- **SHORT EXERCISE**: Write out the listing below again, precisely as it is given.

- **Extracts from a graphics dataset**:
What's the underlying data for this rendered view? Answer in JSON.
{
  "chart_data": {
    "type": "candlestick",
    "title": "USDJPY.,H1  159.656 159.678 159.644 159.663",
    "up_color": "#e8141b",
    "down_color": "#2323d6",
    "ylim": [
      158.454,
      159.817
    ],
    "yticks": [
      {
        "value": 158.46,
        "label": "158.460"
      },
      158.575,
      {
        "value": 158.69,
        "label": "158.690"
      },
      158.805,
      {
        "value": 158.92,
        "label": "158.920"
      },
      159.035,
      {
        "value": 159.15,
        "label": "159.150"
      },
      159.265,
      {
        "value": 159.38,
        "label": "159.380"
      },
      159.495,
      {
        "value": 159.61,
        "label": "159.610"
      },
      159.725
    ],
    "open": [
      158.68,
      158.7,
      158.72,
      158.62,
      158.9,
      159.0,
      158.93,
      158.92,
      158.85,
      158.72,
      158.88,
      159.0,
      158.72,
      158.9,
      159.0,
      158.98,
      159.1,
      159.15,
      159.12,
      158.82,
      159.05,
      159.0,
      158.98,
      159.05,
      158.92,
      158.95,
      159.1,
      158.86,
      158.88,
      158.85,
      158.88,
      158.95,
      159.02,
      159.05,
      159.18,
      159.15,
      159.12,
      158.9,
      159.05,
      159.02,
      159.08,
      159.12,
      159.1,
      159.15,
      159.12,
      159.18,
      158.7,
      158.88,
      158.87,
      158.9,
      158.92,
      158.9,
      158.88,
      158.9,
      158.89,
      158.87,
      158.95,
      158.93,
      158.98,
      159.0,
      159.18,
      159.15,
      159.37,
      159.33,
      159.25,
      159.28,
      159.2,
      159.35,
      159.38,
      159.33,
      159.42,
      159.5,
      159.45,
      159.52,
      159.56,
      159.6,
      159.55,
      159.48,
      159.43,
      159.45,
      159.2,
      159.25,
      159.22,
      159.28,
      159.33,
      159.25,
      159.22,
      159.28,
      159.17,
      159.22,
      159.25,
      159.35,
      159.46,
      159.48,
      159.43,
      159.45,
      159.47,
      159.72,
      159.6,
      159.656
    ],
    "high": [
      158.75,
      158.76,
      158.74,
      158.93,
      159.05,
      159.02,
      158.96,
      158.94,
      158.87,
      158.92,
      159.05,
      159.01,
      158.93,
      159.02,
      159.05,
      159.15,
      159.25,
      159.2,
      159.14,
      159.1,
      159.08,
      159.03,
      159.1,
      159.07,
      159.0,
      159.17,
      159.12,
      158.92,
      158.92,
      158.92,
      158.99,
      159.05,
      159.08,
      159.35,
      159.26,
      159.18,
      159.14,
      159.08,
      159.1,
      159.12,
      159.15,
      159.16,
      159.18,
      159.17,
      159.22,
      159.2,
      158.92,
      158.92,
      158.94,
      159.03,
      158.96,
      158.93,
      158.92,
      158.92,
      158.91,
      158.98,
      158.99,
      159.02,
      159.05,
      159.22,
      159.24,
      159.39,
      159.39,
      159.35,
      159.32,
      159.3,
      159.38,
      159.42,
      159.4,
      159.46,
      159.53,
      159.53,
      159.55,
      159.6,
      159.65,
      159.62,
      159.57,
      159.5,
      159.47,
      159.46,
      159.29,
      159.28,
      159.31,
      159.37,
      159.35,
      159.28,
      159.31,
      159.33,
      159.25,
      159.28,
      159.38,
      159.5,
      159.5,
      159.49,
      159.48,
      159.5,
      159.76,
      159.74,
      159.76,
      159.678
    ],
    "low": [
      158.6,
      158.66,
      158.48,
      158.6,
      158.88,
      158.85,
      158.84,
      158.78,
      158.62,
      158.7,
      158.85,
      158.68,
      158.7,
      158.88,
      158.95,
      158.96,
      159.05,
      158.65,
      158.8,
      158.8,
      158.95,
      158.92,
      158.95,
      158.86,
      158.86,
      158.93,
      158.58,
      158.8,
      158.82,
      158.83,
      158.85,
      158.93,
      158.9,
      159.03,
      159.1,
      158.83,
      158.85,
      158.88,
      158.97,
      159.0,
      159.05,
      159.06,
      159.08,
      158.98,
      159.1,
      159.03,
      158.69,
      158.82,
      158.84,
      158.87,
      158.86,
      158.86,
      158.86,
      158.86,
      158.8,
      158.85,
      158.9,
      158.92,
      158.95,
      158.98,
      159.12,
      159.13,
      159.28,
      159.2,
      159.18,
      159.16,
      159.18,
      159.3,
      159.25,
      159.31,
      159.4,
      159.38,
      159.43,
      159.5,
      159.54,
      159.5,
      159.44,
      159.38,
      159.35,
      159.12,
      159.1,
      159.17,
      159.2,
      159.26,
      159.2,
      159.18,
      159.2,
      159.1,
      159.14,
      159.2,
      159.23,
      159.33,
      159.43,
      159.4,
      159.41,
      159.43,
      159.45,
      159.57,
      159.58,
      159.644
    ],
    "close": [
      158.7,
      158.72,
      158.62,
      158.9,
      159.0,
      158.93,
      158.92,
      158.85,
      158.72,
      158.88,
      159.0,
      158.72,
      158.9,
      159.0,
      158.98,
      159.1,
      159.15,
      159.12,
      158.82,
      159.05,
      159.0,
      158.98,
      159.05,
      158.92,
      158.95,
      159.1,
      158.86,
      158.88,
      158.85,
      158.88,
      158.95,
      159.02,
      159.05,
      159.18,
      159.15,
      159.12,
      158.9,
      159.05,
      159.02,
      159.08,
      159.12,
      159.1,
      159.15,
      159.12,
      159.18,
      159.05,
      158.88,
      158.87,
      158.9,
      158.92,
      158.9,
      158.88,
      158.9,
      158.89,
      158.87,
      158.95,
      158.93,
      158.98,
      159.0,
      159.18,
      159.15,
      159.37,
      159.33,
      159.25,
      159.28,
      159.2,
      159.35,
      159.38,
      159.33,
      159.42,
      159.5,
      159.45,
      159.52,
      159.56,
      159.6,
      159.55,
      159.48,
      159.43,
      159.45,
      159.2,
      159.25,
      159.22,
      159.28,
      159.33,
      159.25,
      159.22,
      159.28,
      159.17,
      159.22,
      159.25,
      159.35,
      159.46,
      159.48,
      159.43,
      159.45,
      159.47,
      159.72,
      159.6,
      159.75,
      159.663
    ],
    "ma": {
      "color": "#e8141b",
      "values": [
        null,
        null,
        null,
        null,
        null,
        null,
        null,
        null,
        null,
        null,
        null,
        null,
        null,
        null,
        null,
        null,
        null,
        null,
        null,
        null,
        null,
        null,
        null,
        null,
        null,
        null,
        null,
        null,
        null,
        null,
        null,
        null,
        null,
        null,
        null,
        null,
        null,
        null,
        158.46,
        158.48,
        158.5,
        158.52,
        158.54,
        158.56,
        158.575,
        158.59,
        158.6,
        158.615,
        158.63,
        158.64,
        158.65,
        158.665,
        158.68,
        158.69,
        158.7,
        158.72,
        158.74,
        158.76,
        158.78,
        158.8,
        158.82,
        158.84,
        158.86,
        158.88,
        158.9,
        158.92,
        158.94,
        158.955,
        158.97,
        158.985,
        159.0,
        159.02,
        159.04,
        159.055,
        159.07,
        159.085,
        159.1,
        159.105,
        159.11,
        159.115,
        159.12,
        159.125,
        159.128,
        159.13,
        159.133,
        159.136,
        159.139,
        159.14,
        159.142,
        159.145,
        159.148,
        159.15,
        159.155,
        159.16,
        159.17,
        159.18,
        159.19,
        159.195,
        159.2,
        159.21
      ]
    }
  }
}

- **REPLY**:
What's the underlying data for this rendered view? Answer in JSON.
{
  "chart_data": {
    "type": "candlestick",
    "title": "USDJPY.,H1  159.656 159.678 159.644 159.663",
    "up_color": "#e8141b",
    "down_color": "#2323d6",
    "ylim": [
      158.454,
      159.817
    ],
    "yticks": [
      {
        "value": 158.46,
        "label": "158.460"
      },
      158.575,
      {
        "value": 158.69,
        "label": "158.690"
      },
      158.805,
      {
        "value": 158.92,
        "label": "158.920"
      },
      159.035,
      {
        "value": 159.15,
        "label": "159.150"
      },
      159.265,
      {
        "value": 159.38,
        "label": "159.380"
      },
      159.495,
      {
        "value": 159.61,
        "label": "159.610"
      },
      159.725
    ],
    "open": [
      158.68,
      158.7,
      158.72,
      158.62,
      158.9,
      159.0,
      158.93,
      158.92,
      158.85,
      158.72,
      158.88,
      159.0,
      158.72,
      158.9,
      159.0,
      158.98,
      159.1,
      159.15,
      159.12,
      158.82,
      159.05,
      159.0,
      158.98,
      159.05,
      158.92,
      158.95,
      159.1,
      158.86,
      158.88,
      158.85,
      158.88,
      158.95,
      159.02,
      159.05,
      159.18,
      159.15,
      159.12,
      158.9,
      159.05,
      159.02,
      159.08,
      159.12,
      159.1,
      159.15,
      159.12,
      159.18,
      158.7,
      158.88,
      158.87,
      158.9,
      158.92,
      158.9,
      158.88,
      158.9,
      158.89,
      158.87,
      158.95,
      158.93,
      158.98,
      159.0,
      159.18,
      159.15,
      159.37,
      159.33,
      159.25,
      159.28,
      159.2,
      159.35,
      159.38,
      159.33,
      159.42,
      159.5,
      159.45,
      159.52,
      159.56,
      159.6,
      159.55,
      159.48,
      159.43,
      159.45,
      159.2,
      159.25,
      159.22,
      159.28,
      159.33,
      159.25,
      159.22,
      159.28,
      159.17,
      159.22,
      159.25,
      159.35,
      159.46,
      159.48,
      159.43,
      159.45,
      159.47,
      159.72,
      159.6,
      159.656
    ],
    "high": [
      158.75,
      158.76,
      158.74,
      158.93,
      159.05,
      159.02,
      158.96,
      158.94,
      158.87,
      158.92,
      159.05,
      159.01,
      158.93,
      159.02,
      159.05,
      159.15,
      159.25,
      159.2,
      159.14,
      159.1,
      159.08,
      159.03,
      159.1,
      159.07,
      159.0,
      159.17,
      159.12,
      158.92,
      158.92,
      158.92,
      158.99,
      159.05,
      159.08,
      159.35,
      159.26,
      159.18,
      159.14,
      159.08,
      159.1,
      159.12,
      159.15,
      159.16,
      159.18,
      159.17,
      159.22,
      159.2,
      158.92,
      158.92,
      158.94,
      159.03,
      158.96,
      158.93,
      158.92,
      158.92,
      158.91,
      158.98,
      158.99,
      159.02,
      159.05,
      159.22,
      159.24,
      159.39,
      159.39,
      159.35,
      159.32,
      159.3,
      159.38,
      159.42,
      159.4,
      159.46,
      159.53,
      159.53,
      159.55,
      159.6,
      159.65,
      159.62,
      159.57,
      159.5,
      159.47,
      159.46,
      159.29,
      159.28,
      159.31,
      159.37,
      159.35,
      159.28,
      159.31,
      159.33,
      159.25,
      159.28,
      159.38,
      159.5,
      159.5,
      159.49,
      159.48,
      159.5,
      159.76,
      159.74,
      159.76,
      159.678
    ],
    "low": [
      158.6,
      158.66,
      158.48,
      158.6,
      158.88,
      158.85,
      158.84,
      158.78,
      158.62,
      158.7,
      158.85,
      158.68,
      158.7,
      158.88,
      158.95,
      158.96,
      159.05,
      158.65,
      158.8,
      158.8,
      158.95,
      158.92,
      158.95,
      158.86,
      158.86,
      158.93,
      158.58,
      158.8,
      158.82,
      158.83,
      158.85,
      158.93,
      158.9,
      159.03,
      159.1,
      158.83,
      158.85,
      158.88,
      158.97,
      159.0,
      159.05,
      159.06,
      159.08,
      158.98,
      159.1,
      159.03,
      158.69,
      158.82,
      158.84,
      158.87,
      158.86,
      158.86,
      158.86,
      158.86,
      158.8,
      158.85,
      158.9,
      158.92,
      158.95,
      158.98,
      159.12,
      159.13,
      159.28,
      159.2,
      159.18,
      159.16,
      159.18,
      159.3,
      159.25,
      159.31,
      159.4,
      159.38,
      159.43,
      159.5,
      159.54,
      159.5,
      159.44,
      159.38,
      159.35,
      159.12,
      159.1,
      159.17,
      159.2,
      159.26,
      159.2,
      159.18,
      159.2,
      159.1,
      159.14,
      159.2,
      159.23,
      159.33,
      159.43,
      159.4,
      159.41,
      159.43,
      159.45,
      159.57,
      159.58,
      159.644
    ],
    "close": [
      158.7,
      158.72,
      158.62,
      158.9,
      159.0,
      158.93,
      158.92,
      158.85,
      158.72,
      158.88,
      159.0,
      158.72,
      158.9,
      159.0,
      158.98,
      159.1,
      159.15,
      159.12,
      158.82,
      159.05,
      159.0,
      158.98,
      159.05,
      158.92,
      158.95,
      159.1,
      158.86,
      158.88,
      158.85,
      158.88,
      158.95,
      159.02,
      159.05,
      159.18,
      159.15,
      159.12,
      158.9,
      159.05,
      159.02,
      159.08,
      159.12,
      159.1,
      159.15,
      159.12,
      159.18,
      159.05,
      158.88,
      158.87,
      158.9,
      158.92,
      158.9,
      158.88,
      158.9,
      158.89,
      158.87,
      158.95,
      158.93,
      158.98,
      159.0,
      159.18,
      159.15,
      159.37,
      159.33,
      159.25,
      159.28,
      159.2,
      159.35,
      159.38,
      159.33,
      159.42,
      159.5,
      159.45,
      159.52,
      159.56,
      159.6,
      159.55,
      159.48,
      159.43,
      159.45,
      159.2,
      159.25,
      159.22,
      159.28,
      159.33,
      159.25,
      159.22,
      159.28,
      159.17,
      159.22,
      159.25,
      159.35,
      159.46,
      159.48,
      159.43,
      159.45,
      159.47,
      159.72,
      159.6,
      159.75,
      159.663
    ],
    "ma": {
      "color": "#e8141b",
      "values": [
        null,
        null,
        null,
        null,
        null,
        null,
        null,
        null,
        null,
        null,
        null,
        null,
        null,
        null,
        null,
        null,
        null,
        null,
        null,
        null,
        null,
        null,
        null,
        null,
        null,
        null,
        null,
        null,
        null,
        null,
        null,
        null,
        null,
        null,
        null,
        null,
        null,
        null,
        158.46,
        158.48,
        158.5,
        158.52,
        158.54,
        158.56,
        158.575,
        158.59,
        158.6,
        158.615,
        158.63,
        158.64,
        158.65,
        158.665,
        158.68,
        158.69,
        158.7,
        158.72,
        158.74,
        158.76,
        158.78,
        158.8,
        158.82,
        158.84,
        158.86,
        158.88,
        158.9,
        158.92,
        158.94,
        158.955,
        158.97,
        158.985,
        159.0,
        159.02,
        159.04,
        159.055,
        159.07,
        159.085,
        159.1,
        159.105,
        159.11,
        159.115,
        159.12,
        159.125,
        159.128,
        159.13,
        159.133,
        159.136,
        159.139,
        159.14,
        159.142,
        159.145,
        159.148,
        159.15,
        159.155,
        159.16,
        159.17,
        159.18,
        159.19,
        159.195,
        159.2,
        159.21
      ]
    }
  }
}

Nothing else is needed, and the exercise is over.